Extracted records
+++++
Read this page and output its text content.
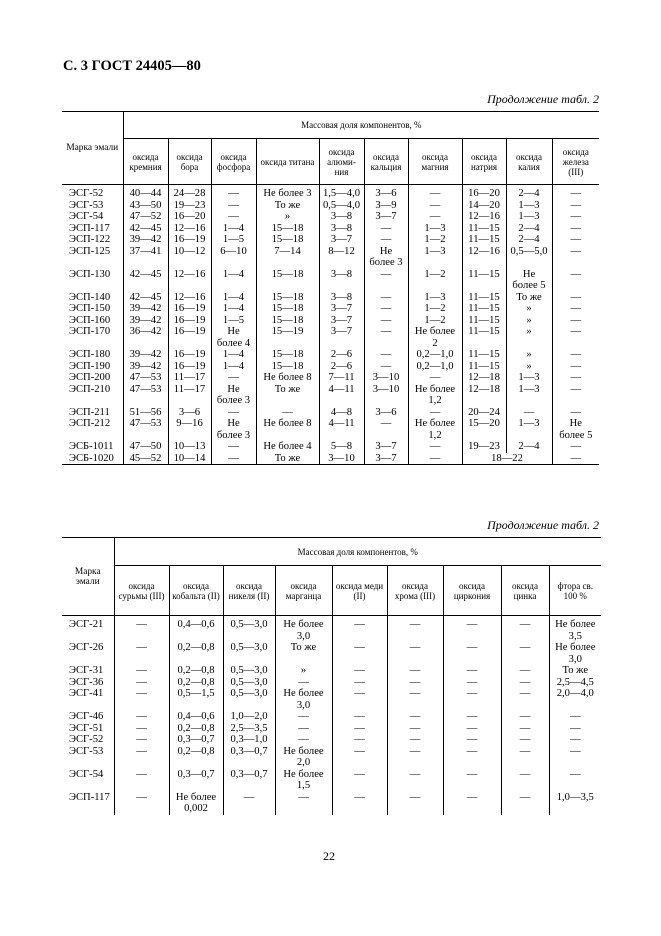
С. 3 ГОСТ 24405—80
Продолжение табл. 2
Марка эмали	Массовая доля компонентов, %									
	оксида кремния	оксида бора	оксида фосфора	оксида титана	оксида алюми-ния	оксида кальция	оксида магния	оксида натрия	оксида калия	оксида железа (III)
ЭСГ-52	40—44	24—28	—	Не более 3	1,5—4,0	3—6	—	16—20	2—4	—
ЭСГ-53	43—50	19—23	—	То же	0,5—4,0	3—9	—	14—20	1—3	—
ЭСГ-54	47—52	16—20	—	»	3—8	3—7	—	12—16	1—3	—
ЭСП-117	42—45	12—16	1—4	15—18	3—8	—	1—3	11—15	2—4	—
ЭСП-122	39—42	16—19	1—5	15—18	3—7	—	1—2	11—15	2—4	—
ЭСП-125	37—41	10—12	6—10	7—14	8—12	Не
более 3	1—3	12—16	0,5—5,0	—
ЭСП-130	42—45	12—16	1—4	15—18	3—8	—	1—2	11—15	Не
более 5	—
ЭСП-140	42—45	12—16	1—4	15—18	3—8	—	1—3	11—15	То же	—
ЭСП-150	39—42	16—19	1—4	15—18	3—7	—	1—2	11—15	»	—
ЭСП-160	39—42	16—19	1—5	15—18	3—7	—	1—2	11—15	»	—
ЭСП-170	36—42	16—19	Не
более 4	15—19	3—7	—	Не более
2	11—15	»	—
ЭСП-180	39—42	16—19	1—4	15—18	2—6	—	0,2—1,0	11—15	»	—
ЭСП-190	39—42	16—19	1—4	15—18	2—6	—	0,2—1,0	11—15	»	—
ЭСП-200	47—53	11—17	—	Не более 8	7—11	3—10	—	12—18	1—3	—
ЭСП-210	47—53	11—17	Не
более 3	То же	4—11	3—10	Не более
1,2	12—18	1—3	—
ЭСП-211	51—56	3—6	—	—	4—8	3—6	—	20—24	—	—
ЭСП-212	47—53	9—16	Не
более 3	Не более 8	4—11	—	Не более
1,2	15—20	1—3	Не
более 5
ЭСБ-1011	47—50	10—13	—	Не более 4	5—8	3—7	—	19—23	2—4	—
ЭСБ-1020	45—52	10—14	—	То же	3—10	3—7	—	18—22		—
Продолжение табл. 2
Марка эмали	Массовая доля компонентов, %								
	оксида сурьмы (III)	оксида кобальта (II)	оксида никеля (II)	оксида марганца	оксида меди (II)	оксида хрома (III)	оксида циркония	оксида цинка	фтора св. 100 %
ЭСГ-21	—	0,4—0,6	0,5—3,0	Не более
3,0	—	—	—	—	Не более
3,5
ЭСГ-26	—	0,2—0,8	0,5—3,0	То же	—	—	—	—	Не более
3,0
ЭСГ-31	—	0,2—0,8	0,5—3,0	»	—	—	—	—	То же
ЭСГ-36	—	0,2—0,8	0,5—3,0	—	—	—	—	—	2,5—4,5
ЭСГ-41	—	0,5—1,5	0,5—3,0	Не более
3,0	—	—	—	—	2,0—4,0
ЭСГ-46	—	0,4—0,6	1,0—2,0	—	—	—	—	—	—
ЭСГ-51	—	0,2—0,8	2,5—3,5	—	—	—	—	—	—
ЭСГ-52	—	0,3—0,7	0,3—1,0	—	—	—	—	—	—
ЭСГ-53	—	0,2—0,8	0,3—0,7	Не более
2,0	—	—	—	—	—
ЭСГ-54	—	0,3—0,7	0,3—0,7	Не более
1,5	—	—	—	—	—
ЭСП-117	—	Не более
0,002	—	—	—	—	—	—	1,0—3,5
22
+++++
__Exercise brief__
Write out all the records again, exactly, minus any pictures.

__Answer for the task__
Read this page and output its text content.
С. 3 ГОСТ 24405—80
Продолжение табл. 2
Марка эмали	Массовая доля компонентов, %									
	оксида кремния	оксида бора	оксида фосфора	оксида титана	оксида алюми-ния	оксида кальция	оксида магния	оксида натрия	оксида калия	оксида железа (III)
ЭСГ-52	40—44	24—28	—	Не более 3	1,5—4,0	3—6	—	16—20	2—4	—
ЭСГ-53	43—50	19—23	—	То же	0,5—4,0	3—9	—	14—20	1—3	—
ЭСГ-54	47—52	16—20	—	»	3—8	3—7	—	12—16	1—3	—
ЭСП-117	42—45	12—16	1—4	15—18	3—8	—	1—3	11—15	2—4	—
ЭСП-122	39—42	16—19	1—5	15—18	3—7	—	1—2	11—15	2—4	—
ЭСП-125	37—41	10—12	6—10	7—14	8—12	Не
более 3	1—3	12—16	0,5—5,0	—
ЭСП-130	42—45	12—16	1—4	15—18	3—8	—	1—2	11—15	Не
более 5	—
ЭСП-140	42—45	12—16	1—4	15—18	3—8	—	1—3	11—15	То же	—
ЭСП-150	39—42	16—19	1—4	15—18	3—7	—	1—2	11—15	»	—
ЭСП-160	39—42	16—19	1—5	15—18	3—7	—	1—2	11—15	»	—
ЭСП-170	36—42	16—19	Не
более 4	15—19	3—7	—	Не более
2	11—15	»	—
ЭСП-180	39—42	16—19	1—4	15—18	2—6	—	0,2—1,0	11—15	»	—
ЭСП-190	39—42	16—19	1—4	15—18	2—6	—	0,2—1,0	11—15	»	—
ЭСП-200	47—53	11—17	—	Не более 8	7—11	3—10	—	12—18	1—3	—
ЭСП-210	47—53	11—17	Не
более 3	То же	4—11	3—10	Не более
1,2	12—18	1—3	—
ЭСП-211	51—56	3—6	—	—	4—8	3—6	—	20—24	—	—
ЭСП-212	47—53	9—16	Не
более 3	Не более 8	4—11	—	Не более
1,2	15—20	1—3	Не
более 5
ЭСБ-1011	47—50	10—13	—	Не более 4	5—8	3—7	—	19—23	2—4	—
ЭСБ-1020	45—52	10—14	—	То же	3—10	3—7	—	18—22		—
Продолжение табл. 2
Марка эмали	Массовая доля компонентов, %								
	оксида сурьмы (III)	оксида кобальта (II)	оксида никеля (II)	оксида марганца	оксида меди (II)	оксида хрома (III)	оксида циркония	оксида цинка	фтора св. 100 %
ЭСГ-21	—	0,4—0,6	0,5—3,0	Не более
3,0	—	—	—	—	Не более
3,5
ЭСГ-26	—	0,2—0,8	0,5—3,0	То же	—	—	—	—	Не более
3,0
ЭСГ-31	—	0,2—0,8	0,5—3,0	»	—	—	—	—	То же
ЭСГ-36	—	0,2—0,8	0,5—3,0	—	—	—	—	—	2,5—4,5
ЭСГ-41	—	0,5—1,5	0,5—3,0	Не более
3,0	—	—	—	—	2,0—4,0
ЭСГ-46	—	0,4—0,6	1,0—2,0	—	—	—	—	—	—
ЭСГ-51	—	0,2—0,8	2,5—3,5	—	—	—	—	—	—
ЭСГ-52	—	0,3—0,7	0,3—1,0	—	—	—	—	—	—
ЭСГ-53	—	0,2—0,8	0,3—0,7	Не более
2,0	—	—	—	—	—
ЭСГ-54	—	0,3—0,7	0,3—0,7	Не более
1,5	—	—	—	—	—
ЭСП-117	—	Не более
0,002	—	—	—	—	—	—	1,0—3,5
22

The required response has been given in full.